Exercise brief:
Pick out each line in these entries that contains the string "Untitled".

(Dataset records)
┄┄┄┄┄┄┄┄┄┄

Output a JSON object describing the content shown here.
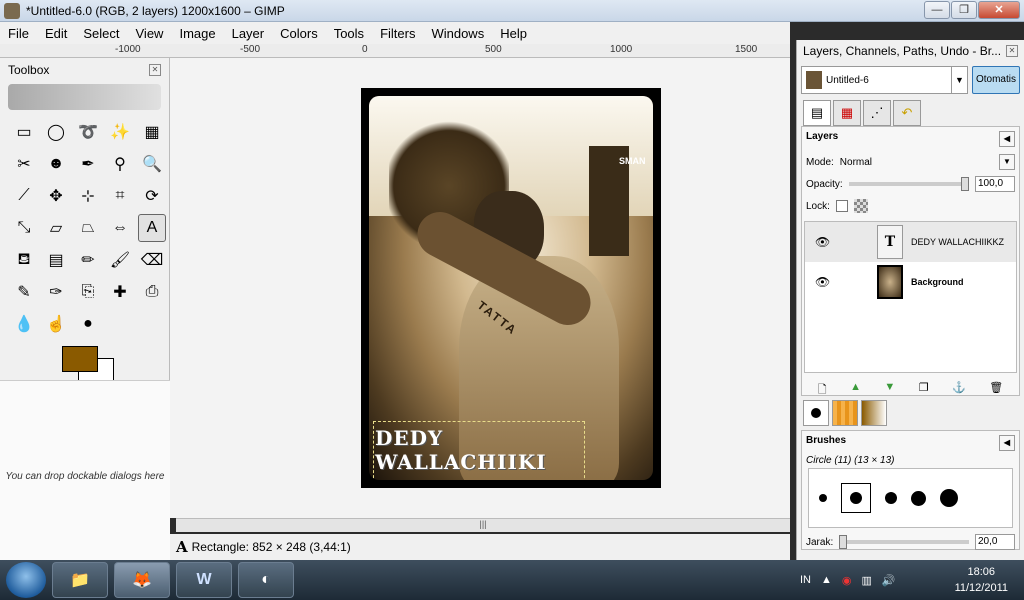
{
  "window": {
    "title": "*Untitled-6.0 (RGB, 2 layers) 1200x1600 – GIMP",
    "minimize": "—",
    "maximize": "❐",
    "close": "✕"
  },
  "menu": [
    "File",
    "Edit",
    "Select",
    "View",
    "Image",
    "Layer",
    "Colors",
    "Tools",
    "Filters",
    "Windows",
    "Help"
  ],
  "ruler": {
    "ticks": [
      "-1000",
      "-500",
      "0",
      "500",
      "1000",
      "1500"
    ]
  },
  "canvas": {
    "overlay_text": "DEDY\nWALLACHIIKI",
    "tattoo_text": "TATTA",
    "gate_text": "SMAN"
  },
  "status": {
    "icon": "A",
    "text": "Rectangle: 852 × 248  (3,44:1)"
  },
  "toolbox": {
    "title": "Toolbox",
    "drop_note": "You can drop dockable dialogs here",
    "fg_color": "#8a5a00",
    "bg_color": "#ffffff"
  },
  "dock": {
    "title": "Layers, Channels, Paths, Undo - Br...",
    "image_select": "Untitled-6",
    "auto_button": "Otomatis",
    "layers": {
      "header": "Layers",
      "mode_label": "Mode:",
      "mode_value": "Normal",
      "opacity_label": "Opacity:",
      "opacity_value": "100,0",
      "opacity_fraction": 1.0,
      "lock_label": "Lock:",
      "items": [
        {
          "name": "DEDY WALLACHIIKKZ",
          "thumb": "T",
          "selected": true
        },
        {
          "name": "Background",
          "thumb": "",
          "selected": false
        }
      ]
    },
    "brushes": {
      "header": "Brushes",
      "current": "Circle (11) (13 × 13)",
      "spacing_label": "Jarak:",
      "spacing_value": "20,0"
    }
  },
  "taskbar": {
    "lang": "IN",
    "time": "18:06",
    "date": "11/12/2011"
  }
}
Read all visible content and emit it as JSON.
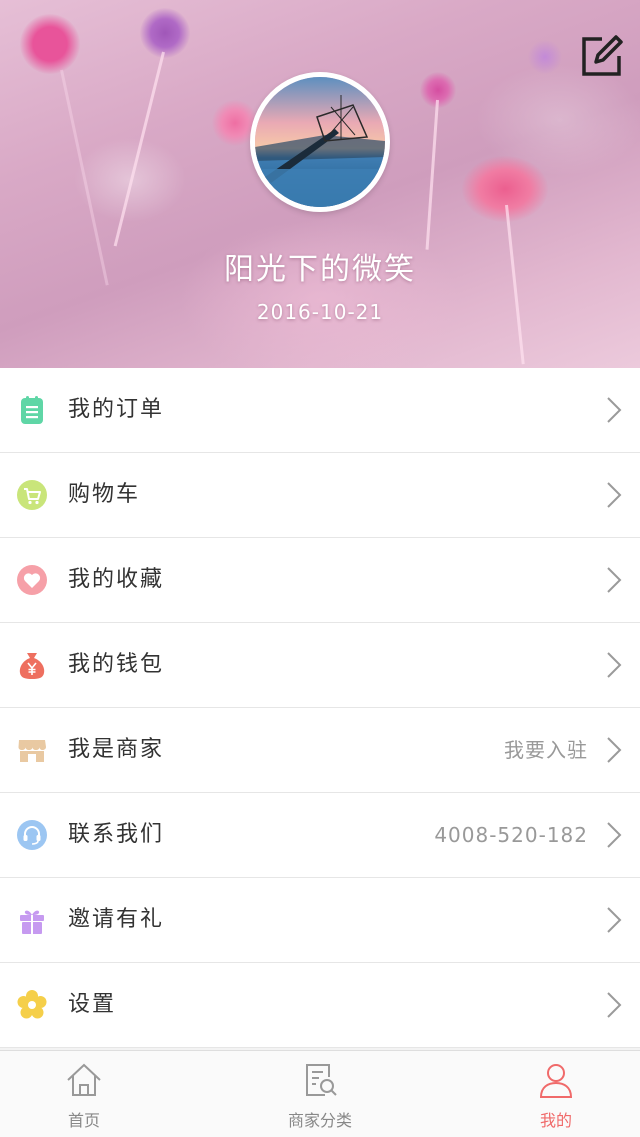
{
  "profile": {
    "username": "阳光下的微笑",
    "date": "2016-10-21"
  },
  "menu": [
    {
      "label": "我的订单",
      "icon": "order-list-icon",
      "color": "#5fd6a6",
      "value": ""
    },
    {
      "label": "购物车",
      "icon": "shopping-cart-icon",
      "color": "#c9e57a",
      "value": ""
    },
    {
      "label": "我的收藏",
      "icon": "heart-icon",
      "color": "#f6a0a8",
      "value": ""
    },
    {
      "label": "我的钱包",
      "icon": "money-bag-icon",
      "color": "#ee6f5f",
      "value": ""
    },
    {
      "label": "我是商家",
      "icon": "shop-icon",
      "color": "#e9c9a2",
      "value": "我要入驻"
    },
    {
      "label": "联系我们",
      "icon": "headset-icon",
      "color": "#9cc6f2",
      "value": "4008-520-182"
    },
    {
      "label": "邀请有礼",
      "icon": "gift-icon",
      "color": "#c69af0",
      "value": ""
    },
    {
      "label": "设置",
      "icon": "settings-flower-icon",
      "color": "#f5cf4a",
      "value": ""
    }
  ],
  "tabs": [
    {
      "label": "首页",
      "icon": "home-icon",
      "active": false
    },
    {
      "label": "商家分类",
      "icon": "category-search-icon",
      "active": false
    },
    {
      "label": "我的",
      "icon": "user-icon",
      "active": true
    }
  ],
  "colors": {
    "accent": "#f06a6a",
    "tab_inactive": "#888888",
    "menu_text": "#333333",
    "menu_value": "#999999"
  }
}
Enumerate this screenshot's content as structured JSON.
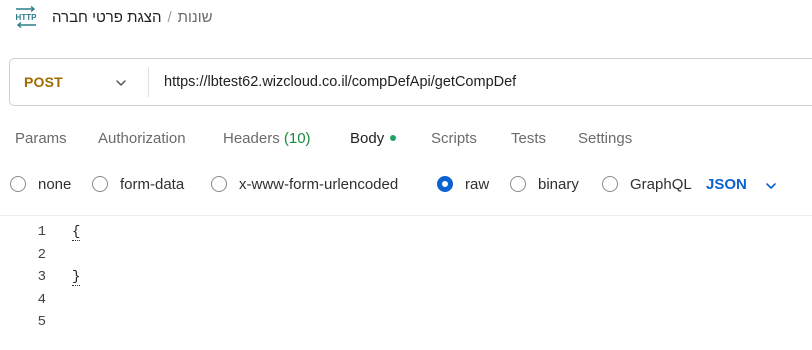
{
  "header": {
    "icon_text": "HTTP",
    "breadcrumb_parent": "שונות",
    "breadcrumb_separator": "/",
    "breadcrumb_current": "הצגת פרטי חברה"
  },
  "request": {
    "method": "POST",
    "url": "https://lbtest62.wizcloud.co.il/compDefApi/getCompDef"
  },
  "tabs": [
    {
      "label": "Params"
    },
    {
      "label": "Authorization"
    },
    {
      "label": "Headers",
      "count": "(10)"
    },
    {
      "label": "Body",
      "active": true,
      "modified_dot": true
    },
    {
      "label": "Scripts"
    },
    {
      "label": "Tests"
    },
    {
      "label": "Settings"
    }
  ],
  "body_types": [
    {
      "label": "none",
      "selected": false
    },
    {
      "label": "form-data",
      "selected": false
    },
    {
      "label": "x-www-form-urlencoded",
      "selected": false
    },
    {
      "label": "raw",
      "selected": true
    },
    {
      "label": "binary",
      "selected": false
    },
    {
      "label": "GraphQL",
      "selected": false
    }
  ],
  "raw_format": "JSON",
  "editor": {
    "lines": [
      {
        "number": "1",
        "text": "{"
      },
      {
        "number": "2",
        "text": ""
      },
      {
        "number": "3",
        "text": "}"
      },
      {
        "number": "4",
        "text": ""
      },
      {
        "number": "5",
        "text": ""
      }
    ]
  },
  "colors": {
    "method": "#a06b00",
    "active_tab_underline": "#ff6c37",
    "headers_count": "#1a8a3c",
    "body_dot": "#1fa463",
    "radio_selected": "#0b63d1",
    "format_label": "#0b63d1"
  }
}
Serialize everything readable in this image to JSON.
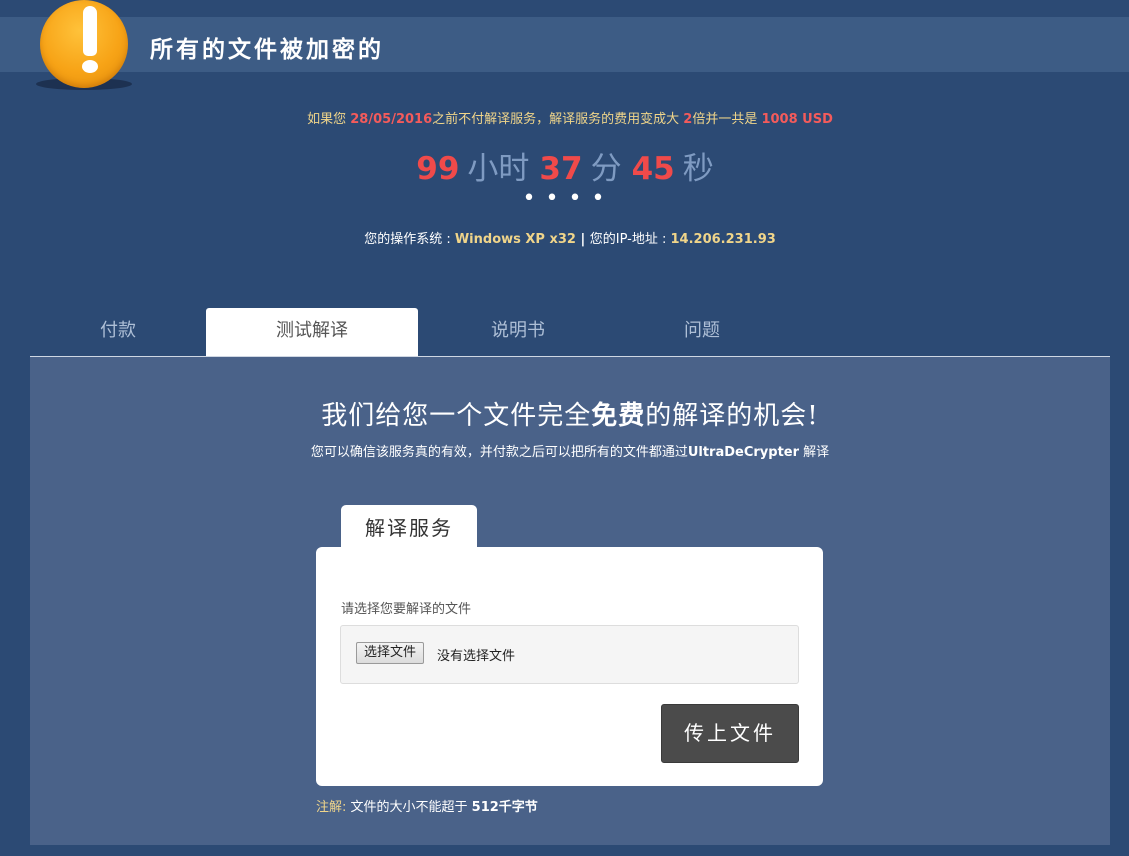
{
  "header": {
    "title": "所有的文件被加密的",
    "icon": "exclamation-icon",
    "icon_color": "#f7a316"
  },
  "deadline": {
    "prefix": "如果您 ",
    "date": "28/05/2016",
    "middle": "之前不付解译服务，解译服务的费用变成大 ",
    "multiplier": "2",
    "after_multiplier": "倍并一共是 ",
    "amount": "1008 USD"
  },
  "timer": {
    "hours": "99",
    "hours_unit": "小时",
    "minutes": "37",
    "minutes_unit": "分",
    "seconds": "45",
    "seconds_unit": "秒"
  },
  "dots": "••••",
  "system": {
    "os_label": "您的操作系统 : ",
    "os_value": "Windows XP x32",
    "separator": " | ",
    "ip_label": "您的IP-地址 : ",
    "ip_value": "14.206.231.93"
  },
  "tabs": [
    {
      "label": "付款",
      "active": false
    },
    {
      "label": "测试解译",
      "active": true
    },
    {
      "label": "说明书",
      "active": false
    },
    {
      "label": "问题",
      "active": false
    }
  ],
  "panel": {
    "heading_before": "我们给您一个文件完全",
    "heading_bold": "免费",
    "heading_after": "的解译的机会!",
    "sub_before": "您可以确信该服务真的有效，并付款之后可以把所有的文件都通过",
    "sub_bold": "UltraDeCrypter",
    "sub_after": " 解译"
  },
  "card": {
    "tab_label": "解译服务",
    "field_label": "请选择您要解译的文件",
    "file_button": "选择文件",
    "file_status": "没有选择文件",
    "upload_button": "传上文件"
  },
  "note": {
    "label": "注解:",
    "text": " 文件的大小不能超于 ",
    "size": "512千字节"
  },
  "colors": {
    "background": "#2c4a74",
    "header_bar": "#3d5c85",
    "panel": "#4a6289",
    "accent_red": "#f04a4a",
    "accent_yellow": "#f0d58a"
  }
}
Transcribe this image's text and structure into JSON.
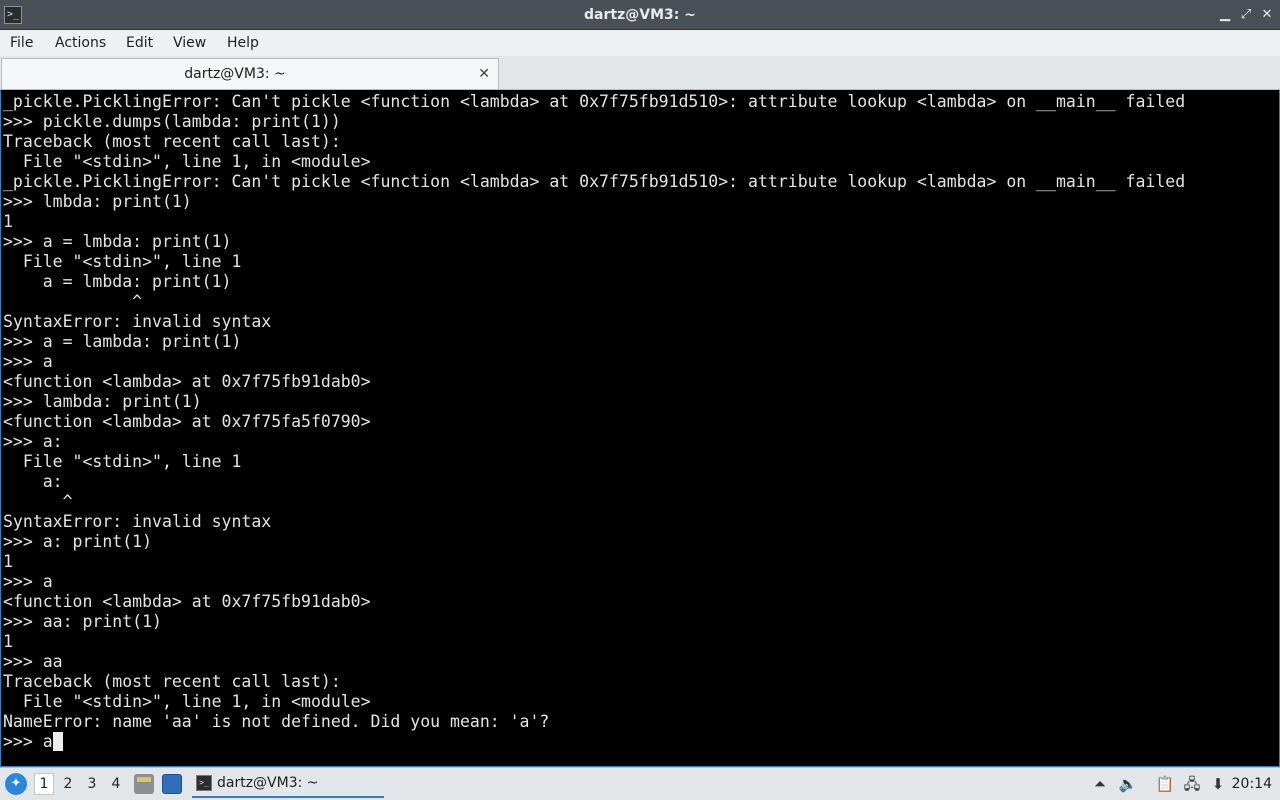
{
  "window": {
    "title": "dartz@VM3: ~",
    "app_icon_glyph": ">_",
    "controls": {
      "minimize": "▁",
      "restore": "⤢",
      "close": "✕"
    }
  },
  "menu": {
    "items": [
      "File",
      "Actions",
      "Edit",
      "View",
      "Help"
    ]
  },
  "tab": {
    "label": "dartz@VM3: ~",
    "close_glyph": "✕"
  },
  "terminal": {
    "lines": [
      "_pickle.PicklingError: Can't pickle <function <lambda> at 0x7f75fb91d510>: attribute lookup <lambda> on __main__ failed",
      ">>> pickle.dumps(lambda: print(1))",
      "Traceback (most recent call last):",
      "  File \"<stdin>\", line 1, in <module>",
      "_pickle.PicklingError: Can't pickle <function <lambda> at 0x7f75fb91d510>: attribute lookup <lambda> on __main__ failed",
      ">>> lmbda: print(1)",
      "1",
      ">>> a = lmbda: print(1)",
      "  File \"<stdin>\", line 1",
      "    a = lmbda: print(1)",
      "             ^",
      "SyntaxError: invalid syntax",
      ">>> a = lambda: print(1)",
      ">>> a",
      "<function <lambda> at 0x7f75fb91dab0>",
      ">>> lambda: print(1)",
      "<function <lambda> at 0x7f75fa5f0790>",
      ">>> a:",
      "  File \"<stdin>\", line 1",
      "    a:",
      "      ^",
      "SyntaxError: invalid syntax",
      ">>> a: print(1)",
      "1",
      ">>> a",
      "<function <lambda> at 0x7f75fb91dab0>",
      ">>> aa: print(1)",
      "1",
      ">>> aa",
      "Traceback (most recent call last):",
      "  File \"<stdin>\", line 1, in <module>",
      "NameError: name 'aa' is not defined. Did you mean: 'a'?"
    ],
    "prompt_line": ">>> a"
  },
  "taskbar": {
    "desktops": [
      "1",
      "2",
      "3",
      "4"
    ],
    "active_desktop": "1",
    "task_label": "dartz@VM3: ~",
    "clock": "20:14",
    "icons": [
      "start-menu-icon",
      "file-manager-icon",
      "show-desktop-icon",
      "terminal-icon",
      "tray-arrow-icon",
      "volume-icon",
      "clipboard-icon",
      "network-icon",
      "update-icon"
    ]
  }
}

┄┄┄┄┄┄┄┄┄┄

Final result:
    "title": "*Untitled-6.0 (RGB, 2 layers) 1200x1600 – GIMP",
    "image_select": "Untitled-6",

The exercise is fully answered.